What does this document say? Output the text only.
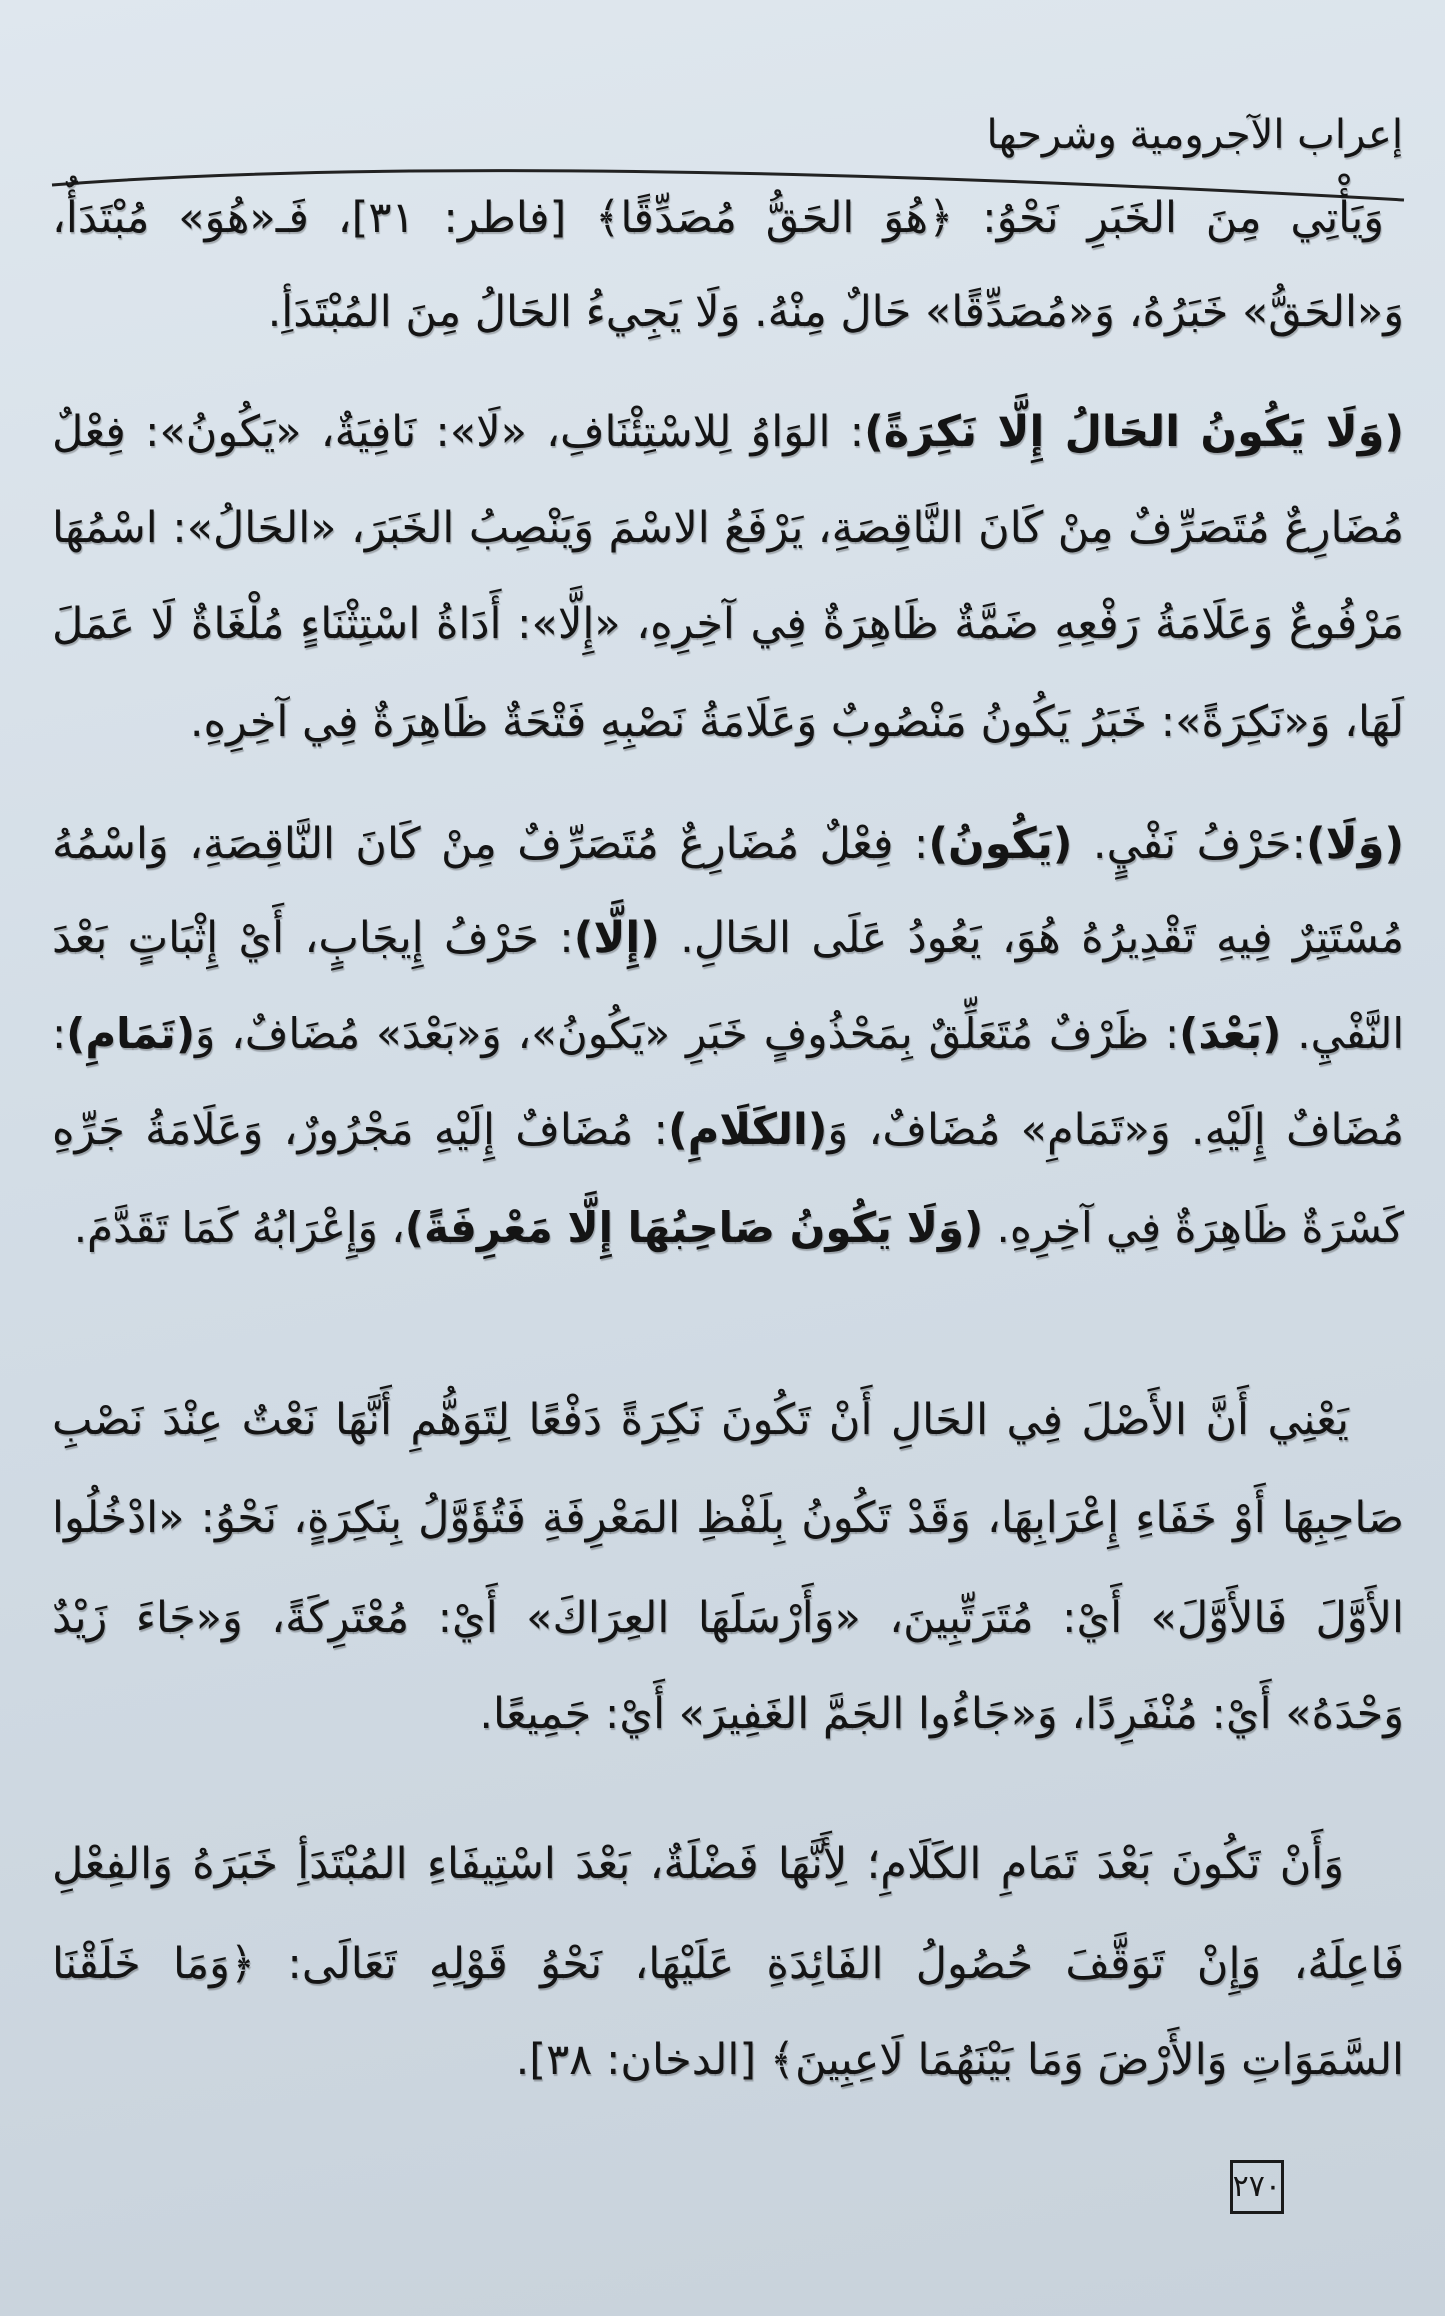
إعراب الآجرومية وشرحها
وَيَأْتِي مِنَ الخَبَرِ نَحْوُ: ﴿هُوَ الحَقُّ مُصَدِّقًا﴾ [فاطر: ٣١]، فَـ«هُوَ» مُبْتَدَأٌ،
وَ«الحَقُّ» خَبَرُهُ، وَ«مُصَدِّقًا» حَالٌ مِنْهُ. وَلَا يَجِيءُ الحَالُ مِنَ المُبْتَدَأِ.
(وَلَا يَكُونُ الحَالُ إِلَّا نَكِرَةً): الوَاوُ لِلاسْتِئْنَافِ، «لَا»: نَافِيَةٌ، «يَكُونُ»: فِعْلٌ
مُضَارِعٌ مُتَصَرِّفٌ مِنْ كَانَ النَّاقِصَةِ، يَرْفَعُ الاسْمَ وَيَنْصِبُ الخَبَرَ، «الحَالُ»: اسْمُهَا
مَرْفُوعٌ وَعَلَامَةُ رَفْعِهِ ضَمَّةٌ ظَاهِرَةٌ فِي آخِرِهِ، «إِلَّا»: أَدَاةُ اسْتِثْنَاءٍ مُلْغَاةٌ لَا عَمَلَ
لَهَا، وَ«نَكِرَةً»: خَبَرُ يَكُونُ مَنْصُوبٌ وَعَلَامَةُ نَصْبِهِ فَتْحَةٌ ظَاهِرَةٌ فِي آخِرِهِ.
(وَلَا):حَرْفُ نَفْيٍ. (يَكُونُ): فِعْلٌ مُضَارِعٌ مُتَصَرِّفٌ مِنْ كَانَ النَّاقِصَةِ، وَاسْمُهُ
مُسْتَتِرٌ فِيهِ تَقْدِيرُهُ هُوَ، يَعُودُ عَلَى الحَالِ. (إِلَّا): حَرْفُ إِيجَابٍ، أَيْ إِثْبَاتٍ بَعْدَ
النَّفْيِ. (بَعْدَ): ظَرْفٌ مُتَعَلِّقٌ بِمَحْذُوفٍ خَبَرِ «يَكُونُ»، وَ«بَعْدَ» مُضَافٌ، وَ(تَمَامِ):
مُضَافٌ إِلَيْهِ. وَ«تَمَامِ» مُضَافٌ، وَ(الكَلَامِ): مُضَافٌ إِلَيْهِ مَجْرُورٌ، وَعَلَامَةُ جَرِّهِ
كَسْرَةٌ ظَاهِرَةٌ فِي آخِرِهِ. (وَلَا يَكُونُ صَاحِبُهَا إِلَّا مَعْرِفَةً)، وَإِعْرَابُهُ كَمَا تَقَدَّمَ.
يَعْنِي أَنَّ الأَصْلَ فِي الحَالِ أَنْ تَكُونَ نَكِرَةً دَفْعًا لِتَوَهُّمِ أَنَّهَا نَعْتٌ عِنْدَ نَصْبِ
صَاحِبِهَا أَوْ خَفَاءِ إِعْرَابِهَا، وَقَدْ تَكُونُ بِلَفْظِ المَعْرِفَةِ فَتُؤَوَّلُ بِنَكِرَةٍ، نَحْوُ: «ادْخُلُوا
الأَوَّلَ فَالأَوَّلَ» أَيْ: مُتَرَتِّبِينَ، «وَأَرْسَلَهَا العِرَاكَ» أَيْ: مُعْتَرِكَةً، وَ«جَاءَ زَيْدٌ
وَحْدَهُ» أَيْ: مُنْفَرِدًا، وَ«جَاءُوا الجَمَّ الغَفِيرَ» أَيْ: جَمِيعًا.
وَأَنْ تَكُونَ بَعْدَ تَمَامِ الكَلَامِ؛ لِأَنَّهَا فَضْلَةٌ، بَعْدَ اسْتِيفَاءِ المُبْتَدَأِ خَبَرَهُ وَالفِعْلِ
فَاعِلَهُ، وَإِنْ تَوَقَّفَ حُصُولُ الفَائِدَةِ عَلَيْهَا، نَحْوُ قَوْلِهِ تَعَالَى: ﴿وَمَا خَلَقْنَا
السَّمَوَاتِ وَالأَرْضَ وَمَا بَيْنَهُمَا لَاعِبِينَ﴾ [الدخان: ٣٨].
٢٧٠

* * *

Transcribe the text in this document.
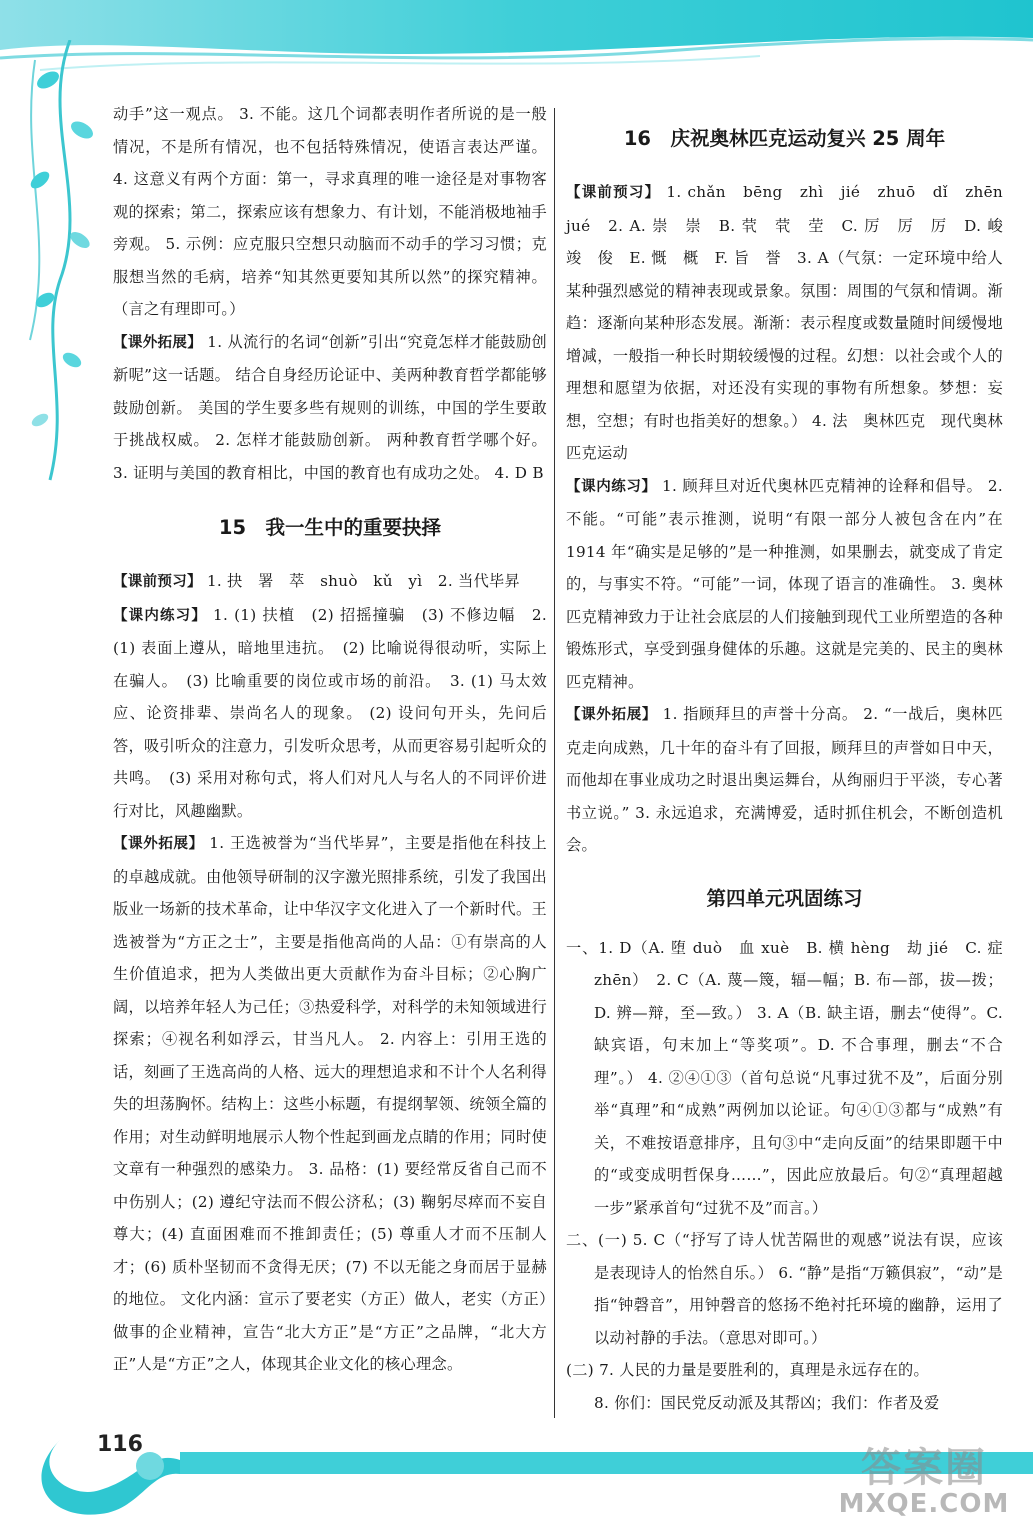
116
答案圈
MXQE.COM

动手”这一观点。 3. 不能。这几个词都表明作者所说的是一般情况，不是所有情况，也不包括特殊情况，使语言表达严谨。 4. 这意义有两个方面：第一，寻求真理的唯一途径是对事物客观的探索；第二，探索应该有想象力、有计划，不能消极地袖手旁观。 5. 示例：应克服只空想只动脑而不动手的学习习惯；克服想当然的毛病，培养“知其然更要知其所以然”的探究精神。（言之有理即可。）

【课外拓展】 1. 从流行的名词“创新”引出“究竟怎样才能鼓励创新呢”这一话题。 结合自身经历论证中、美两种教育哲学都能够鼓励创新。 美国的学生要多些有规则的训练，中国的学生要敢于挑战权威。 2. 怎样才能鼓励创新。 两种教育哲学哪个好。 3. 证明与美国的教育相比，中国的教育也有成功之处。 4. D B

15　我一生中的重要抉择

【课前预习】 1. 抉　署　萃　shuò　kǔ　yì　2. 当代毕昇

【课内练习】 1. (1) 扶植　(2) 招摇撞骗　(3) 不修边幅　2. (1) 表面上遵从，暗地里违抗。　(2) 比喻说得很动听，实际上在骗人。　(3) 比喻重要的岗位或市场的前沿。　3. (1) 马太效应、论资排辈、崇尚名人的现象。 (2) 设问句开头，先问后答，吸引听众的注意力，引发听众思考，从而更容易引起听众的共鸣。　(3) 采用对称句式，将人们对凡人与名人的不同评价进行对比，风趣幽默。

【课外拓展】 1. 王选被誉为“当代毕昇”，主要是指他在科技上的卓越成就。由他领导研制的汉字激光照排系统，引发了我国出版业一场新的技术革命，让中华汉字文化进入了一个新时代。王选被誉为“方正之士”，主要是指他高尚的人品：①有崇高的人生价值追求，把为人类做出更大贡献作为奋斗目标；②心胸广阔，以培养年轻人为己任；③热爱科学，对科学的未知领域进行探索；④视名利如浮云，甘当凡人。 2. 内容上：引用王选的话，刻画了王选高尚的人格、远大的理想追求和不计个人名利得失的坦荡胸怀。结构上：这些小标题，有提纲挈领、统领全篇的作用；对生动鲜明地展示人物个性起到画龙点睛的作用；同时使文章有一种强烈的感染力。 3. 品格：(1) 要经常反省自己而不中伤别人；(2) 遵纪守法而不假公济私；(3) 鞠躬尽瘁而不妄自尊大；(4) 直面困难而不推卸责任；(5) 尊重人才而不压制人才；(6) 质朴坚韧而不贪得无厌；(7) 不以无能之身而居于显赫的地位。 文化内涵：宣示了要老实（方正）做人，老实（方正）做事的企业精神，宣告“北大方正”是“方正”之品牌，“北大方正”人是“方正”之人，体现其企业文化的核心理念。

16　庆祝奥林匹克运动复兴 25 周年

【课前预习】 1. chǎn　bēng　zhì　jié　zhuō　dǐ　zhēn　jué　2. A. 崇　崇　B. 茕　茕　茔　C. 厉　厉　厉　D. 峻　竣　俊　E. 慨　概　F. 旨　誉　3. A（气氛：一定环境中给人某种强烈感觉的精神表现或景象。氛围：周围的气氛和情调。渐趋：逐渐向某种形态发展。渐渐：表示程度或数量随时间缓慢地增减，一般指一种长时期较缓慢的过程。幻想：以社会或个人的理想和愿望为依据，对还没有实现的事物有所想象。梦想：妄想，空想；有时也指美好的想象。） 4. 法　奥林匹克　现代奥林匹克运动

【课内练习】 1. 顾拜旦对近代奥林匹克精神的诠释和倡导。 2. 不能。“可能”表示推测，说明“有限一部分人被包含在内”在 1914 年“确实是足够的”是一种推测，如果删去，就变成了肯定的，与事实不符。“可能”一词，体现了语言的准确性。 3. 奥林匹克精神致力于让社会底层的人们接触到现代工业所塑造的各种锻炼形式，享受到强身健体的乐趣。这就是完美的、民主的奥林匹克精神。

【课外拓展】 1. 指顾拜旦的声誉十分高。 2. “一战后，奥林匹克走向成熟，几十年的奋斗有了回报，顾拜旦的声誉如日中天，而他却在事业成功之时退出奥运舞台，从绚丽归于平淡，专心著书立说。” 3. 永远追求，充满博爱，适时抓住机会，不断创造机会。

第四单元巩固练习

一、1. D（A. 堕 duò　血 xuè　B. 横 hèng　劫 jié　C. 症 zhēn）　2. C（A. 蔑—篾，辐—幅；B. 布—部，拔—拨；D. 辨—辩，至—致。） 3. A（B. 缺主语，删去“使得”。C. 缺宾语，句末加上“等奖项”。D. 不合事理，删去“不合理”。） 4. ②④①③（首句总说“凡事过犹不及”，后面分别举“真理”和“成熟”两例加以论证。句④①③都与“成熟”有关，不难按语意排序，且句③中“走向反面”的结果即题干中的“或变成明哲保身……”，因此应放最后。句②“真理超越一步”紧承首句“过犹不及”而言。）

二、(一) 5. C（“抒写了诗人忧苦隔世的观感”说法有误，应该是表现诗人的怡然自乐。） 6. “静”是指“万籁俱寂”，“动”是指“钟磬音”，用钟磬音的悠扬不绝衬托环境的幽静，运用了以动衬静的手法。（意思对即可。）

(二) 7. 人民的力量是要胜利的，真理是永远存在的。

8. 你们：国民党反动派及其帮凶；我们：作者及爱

Work instructions —
Pull every line containing "课外拓展" from the material above.

Result of this task —
【课外拓展】 1. 从流行的名词“创新”引出“究竟怎样才能鼓励创新呢”这一话题。 结合自身经历论证中、美两种教育哲学都能够鼓励创新。 美国的学生要多些有规则的训练，中国的学生要敢于挑战权威。 2. 怎样才能鼓励创新。 两种教育哲学哪个好。 3. 证明与美国的教育相比，中国的教育也有成功之处。 4. D B
【课外拓展】 1. 王选被誉为“当代毕昇”，主要是指他在科技上的卓越成就。由他领导研制的汉字激光照排系统，引发了我国出版业一场新的技术革命，让中华汉字文化进入了一个新时代。王选被誉为“方正之士”，主要是指他高尚的人品：①有崇高的人生价值追求，把为人类做出更大贡献作为奋斗目标；②心胸广阔，以培养年轻人为己任；③热爱科学，对科学的未知领域进行探索；④视名利如浮云，甘当凡人。 2. 内容上：引用王选的话，刻画了王选高尚的人格、远大的理想追求和不计个人名利得失的坦荡胸怀。结构上：这些小标题，有提纲挈领、统领全篇的作用；对生动鲜明地展示人物个性起到画龙点睛的作用；同时使文章有一种强烈的感染力。 3. 品格：(1) 要经常反省自己而不中伤别人；(2) 遵纪守法而不假公济私；(3) 鞠躬尽瘁而不妄自尊大；(4) 直面困难而不推卸责任；(5) 尊重人才而不压制人才；(6) 质朴坚韧而不贪得无厌；(7) 不以无能之身而居于显赫的地位。 文化内涵：宣示了要老实（方正）做人，老实（方正）做事的企业精神，宣告“北大方正”是“方正”之品牌，“北大方正”人是“方正”之人，体现其企业文化的核心理念。
【课外拓展】 1. 指顾拜旦的声誉十分高。 2. “一战后，奥林匹克走向成熟，几十年的奋斗有了回报，顾拜旦的声誉如日中天，而他却在事业成功之时退出奥运舞台，从绚丽归于平淡，专心著书立说。” 3. 永远追求，充满博爱，适时抓住机会，不断创造机会。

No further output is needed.